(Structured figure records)
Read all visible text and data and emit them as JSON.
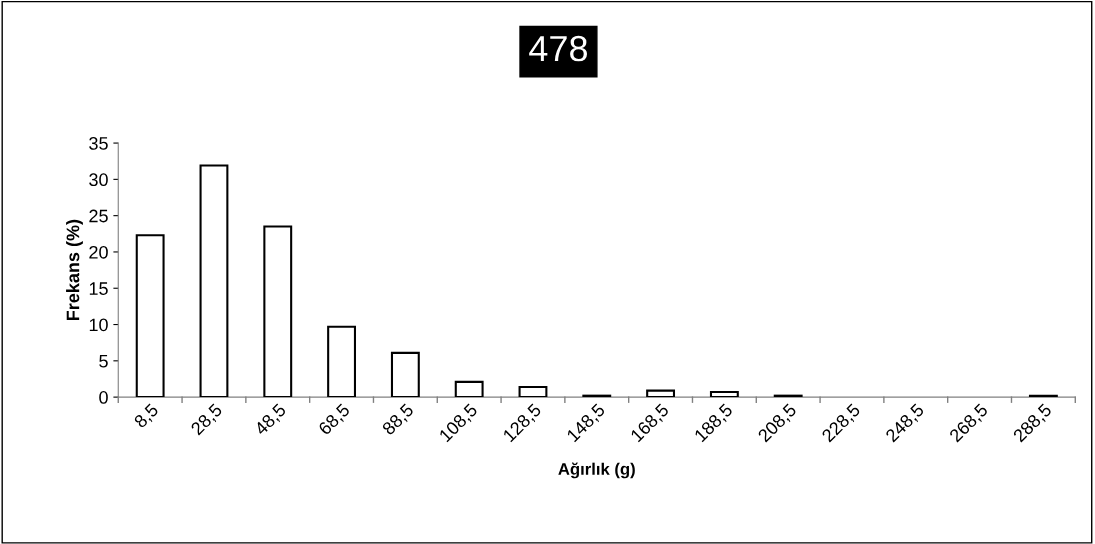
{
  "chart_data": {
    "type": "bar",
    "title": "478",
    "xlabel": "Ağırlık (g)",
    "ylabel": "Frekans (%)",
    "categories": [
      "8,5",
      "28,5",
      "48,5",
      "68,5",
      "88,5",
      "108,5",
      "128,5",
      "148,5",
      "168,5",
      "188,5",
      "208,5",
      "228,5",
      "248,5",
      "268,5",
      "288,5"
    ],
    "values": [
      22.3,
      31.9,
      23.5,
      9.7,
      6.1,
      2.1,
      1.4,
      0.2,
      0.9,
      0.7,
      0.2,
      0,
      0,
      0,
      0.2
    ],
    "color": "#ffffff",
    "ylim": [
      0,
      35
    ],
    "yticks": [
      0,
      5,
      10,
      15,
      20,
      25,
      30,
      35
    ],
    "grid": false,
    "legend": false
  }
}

▶ _TASK PROMPT_
Copy out all the data exactly; skip the pictures.

▶ _CORRECT RESULT_
Read all visible text and data and emit them as JSON.
{
  "chart_data": {
    "type": "bar",
    "title": "478",
    "xlabel": "Ağırlık (g)",
    "ylabel": "Frekans (%)",
    "categories": [
      "8,5",
      "28,5",
      "48,5",
      "68,5",
      "88,5",
      "108,5",
      "128,5",
      "148,5",
      "168,5",
      "188,5",
      "208,5",
      "228,5",
      "248,5",
      "268,5",
      "288,5"
    ],
    "values": [
      22.3,
      31.9,
      23.5,
      9.7,
      6.1,
      2.1,
      1.4,
      0.2,
      0.9,
      0.7,
      0.2,
      0,
      0,
      0,
      0.2
    ],
    "color": "#ffffff",
    "ylim": [
      0,
      35
    ],
    "yticks": [
      0,
      5,
      10,
      15,
      20,
      25,
      30,
      35
    ],
    "grid": false,
    "legend": false
  }
}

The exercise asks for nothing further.